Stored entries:
::::::::
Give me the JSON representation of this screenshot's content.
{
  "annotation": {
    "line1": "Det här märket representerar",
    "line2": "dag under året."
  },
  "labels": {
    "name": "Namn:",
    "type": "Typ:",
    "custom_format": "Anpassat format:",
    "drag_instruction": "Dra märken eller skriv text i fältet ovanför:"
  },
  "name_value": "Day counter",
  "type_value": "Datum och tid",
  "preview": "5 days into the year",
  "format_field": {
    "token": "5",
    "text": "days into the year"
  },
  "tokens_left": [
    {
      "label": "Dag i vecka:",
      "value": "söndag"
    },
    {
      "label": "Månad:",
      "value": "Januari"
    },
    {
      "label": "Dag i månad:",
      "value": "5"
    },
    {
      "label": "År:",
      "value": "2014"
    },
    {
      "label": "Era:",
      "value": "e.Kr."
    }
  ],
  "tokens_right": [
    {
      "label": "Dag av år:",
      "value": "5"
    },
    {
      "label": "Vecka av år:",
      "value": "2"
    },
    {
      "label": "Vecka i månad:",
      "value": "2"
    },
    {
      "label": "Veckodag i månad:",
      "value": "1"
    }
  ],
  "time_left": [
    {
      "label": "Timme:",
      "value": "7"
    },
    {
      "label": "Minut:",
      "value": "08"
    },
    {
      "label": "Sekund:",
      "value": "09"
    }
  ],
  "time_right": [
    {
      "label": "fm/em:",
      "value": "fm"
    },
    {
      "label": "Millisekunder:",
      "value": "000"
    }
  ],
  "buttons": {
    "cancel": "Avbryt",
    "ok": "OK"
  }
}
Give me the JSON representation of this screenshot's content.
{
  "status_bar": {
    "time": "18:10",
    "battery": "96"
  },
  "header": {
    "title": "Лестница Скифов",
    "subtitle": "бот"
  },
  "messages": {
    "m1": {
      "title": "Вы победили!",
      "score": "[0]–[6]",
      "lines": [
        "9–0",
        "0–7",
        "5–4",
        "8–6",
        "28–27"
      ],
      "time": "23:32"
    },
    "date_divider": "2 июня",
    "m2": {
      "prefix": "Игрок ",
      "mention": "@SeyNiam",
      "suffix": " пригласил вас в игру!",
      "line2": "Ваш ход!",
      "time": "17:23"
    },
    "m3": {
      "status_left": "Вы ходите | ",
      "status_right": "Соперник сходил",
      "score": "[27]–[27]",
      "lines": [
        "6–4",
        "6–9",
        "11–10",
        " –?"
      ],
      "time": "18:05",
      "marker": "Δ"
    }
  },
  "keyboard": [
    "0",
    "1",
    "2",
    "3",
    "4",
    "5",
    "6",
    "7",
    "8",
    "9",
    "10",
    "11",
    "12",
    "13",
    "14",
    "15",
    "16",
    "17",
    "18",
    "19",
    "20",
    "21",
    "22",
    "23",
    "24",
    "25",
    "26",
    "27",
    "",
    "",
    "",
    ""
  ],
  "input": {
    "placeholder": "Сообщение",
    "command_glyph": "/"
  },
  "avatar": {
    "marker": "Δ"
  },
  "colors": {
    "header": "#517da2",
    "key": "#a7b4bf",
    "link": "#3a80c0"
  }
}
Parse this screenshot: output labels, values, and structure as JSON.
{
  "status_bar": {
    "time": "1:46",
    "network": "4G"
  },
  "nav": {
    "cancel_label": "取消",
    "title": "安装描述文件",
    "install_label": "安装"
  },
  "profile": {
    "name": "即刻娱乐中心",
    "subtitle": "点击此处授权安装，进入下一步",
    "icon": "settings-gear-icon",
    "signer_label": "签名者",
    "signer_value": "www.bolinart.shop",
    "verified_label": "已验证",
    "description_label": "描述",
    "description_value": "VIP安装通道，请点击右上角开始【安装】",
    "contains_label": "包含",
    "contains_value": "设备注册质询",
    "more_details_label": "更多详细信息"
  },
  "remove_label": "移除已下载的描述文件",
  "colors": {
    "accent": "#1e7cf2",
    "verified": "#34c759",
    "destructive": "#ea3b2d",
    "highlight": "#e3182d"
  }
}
::::::::
▶ **Exercise**
Copy out each line exactly.

▶ **Finished task**
Give me the JSON representation of this screenshot's content.
{
  "annotation": {
    "line1": "Det här märket representerar",
    "line2": "dag under året."
  },
  "labels": {
    "name": "Namn:",
    "type": "Typ:",
    "custom_format": "Anpassat format:",
    "drag_instruction": "Dra märken eller skriv text i fältet ovanför:"
  },
  "name_value": "Day counter",
  "type_value": "Datum och tid",
  "preview": "5 days into the year",
  "format_field": {
    "token": "5",
    "text": "days into the year"
  },
  "tokens_left": [
    {
      "label": "Dag i vecka:",
      "value": "söndag"
    },
    {
      "label": "Månad:",
      "value": "Januari"
    },
    {
      "label": "Dag i månad:",
      "value": "5"
    },
    {
      "label": "År:",
      "value": "2014"
    },
    {
      "label": "Era:",
      "value": "e.Kr."
    }
  ],
  "tokens_right": [
    {
      "label": "Dag av år:",
      "value": "5"
    },
    {
      "label": "Vecka av år:",
      "value": "2"
    },
    {
      "label": "Vecka i månad:",
      "value": "2"
    },
    {
      "label": "Veckodag i månad:",
      "value": "1"
    }
  ],
  "time_left": [
    {
      "label": "Timme:",
      "value": "7"
    },
    {
      "label": "Minut:",
      "value": "08"
    },
    {
      "label": "Sekund:",
      "value": "09"
    }
  ],
  "time_right": [
    {
      "label": "fm/em:",
      "value": "fm"
    },
    {
      "label": "Millisekunder:",
      "value": "000"
    }
  ],
  "buttons": {
    "cancel": "Avbryt",
    "ok": "OK"
  }
}
Give me the JSON representation of this screenshot's content.
{
  "status_bar": {
    "time": "18:10",
    "battery": "96"
  },
  "header": {
    "title": "Лестница Скифов",
    "subtitle": "бот"
  },
  "messages": {
    "m1": {
      "title": "Вы победили!",
      "score": "[0]–[6]",
      "lines": [
        "9–0",
        "0–7",
        "5–4",
        "8–6",
        "28–27"
      ],
      "time": "23:32"
    },
    "date_divider": "2 июня",
    "m2": {
      "prefix": "Игрок ",
      "mention": "@SeyNiam",
      "suffix": " пригласил вас в игру!",
      "line2": "Ваш ход!",
      "time": "17:23"
    },
    "m3": {
      "status_left": "Вы ходите | ",
      "status_right": "Соперник сходил",
      "score": "[27]–[27]",
      "lines": [
        "6–4",
        "6–9",
        "11–10",
        " –?"
      ],
      "time": "18:05",
      "marker": "Δ"
    }
  },
  "keyboard": [
    "0",
    "1",
    "2",
    "3",
    "4",
    "5",
    "6",
    "7",
    "8",
    "9",
    "10",
    "11",
    "12",
    "13",
    "14",
    "15",
    "16",
    "17",
    "18",
    "19",
    "20",
    "21",
    "22",
    "23",
    "24",
    "25",
    "26",
    "27",
    "",
    "",
    "",
    ""
  ],
  "input": {
    "placeholder": "Сообщение",
    "command_glyph": "/"
  },
  "avatar": {
    "marker": "Δ"
  },
  "colors": {
    "header": "#517da2",
    "key": "#a7b4bf",
    "link": "#3a80c0"
  }
}
Parse this screenshot: output labels, values, and structure as JSON.
{
  "status_bar": {
    "time": "1:46",
    "network": "4G"
  },
  "nav": {
    "cancel_label": "取消",
    "title": "安装描述文件",
    "install_label": "安装"
  },
  "profile": {
    "name": "即刻娱乐中心",
    "subtitle": "点击此处授权安装，进入下一步",
    "icon": "settings-gear-icon",
    "signer_label": "签名者",
    "signer_value": "www.bolinart.shop",
    "verified_label": "已验证",
    "description_label": "描述",
    "description_value": "VIP安装通道，请点击右上角开始【安装】",
    "contains_label": "包含",
    "contains_value": "设备注册质询",
    "more_details_label": "更多详细信息"
  },
  "remove_label": "移除已下载的描述文件",
  "colors": {
    "accent": "#1e7cf2",
    "verified": "#34c759",
    "destructive": "#ea3b2d",
    "highlight": "#e3182d"
  }
}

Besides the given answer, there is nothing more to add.